> Prompt
How many lines in these records hold the string "đường"? Reply with the number alone.

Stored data
— Begin —

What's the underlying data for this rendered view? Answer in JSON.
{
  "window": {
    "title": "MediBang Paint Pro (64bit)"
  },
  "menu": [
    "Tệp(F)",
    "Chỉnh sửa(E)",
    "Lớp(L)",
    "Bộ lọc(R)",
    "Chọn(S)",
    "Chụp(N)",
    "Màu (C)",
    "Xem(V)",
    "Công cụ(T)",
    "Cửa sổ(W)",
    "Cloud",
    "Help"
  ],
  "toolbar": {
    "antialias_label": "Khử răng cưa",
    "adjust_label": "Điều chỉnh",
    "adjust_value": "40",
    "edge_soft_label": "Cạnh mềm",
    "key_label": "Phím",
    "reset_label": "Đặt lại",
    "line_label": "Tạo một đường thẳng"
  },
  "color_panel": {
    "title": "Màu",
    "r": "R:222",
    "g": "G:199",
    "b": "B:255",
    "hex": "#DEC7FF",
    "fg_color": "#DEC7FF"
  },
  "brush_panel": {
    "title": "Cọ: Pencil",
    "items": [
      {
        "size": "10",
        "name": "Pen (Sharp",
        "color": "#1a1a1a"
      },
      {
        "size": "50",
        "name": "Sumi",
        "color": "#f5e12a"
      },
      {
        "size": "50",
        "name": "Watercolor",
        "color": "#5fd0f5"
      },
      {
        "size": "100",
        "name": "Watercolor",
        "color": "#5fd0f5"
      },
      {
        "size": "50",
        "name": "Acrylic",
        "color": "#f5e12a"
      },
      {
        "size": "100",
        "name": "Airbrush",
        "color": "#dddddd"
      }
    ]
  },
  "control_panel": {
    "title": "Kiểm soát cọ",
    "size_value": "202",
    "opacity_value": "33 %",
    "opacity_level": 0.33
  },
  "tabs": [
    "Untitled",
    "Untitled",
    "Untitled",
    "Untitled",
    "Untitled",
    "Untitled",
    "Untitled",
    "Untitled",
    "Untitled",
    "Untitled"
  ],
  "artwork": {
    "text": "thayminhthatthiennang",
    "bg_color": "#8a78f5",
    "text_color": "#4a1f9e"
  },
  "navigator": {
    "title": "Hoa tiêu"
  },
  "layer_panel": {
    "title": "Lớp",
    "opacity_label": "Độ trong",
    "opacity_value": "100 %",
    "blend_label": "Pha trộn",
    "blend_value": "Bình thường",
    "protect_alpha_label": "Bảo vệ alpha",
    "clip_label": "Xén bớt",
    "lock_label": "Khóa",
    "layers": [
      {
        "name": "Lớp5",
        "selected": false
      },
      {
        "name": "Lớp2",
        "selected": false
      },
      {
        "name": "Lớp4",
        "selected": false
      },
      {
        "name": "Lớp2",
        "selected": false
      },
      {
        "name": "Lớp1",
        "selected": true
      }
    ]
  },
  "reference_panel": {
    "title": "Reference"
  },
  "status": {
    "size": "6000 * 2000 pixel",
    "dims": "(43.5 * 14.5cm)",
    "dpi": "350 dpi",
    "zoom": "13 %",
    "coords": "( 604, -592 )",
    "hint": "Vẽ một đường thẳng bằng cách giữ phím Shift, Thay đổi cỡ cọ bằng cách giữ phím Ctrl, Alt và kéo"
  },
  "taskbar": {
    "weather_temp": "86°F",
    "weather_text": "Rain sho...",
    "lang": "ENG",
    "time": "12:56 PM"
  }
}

— End —

> Written solution
2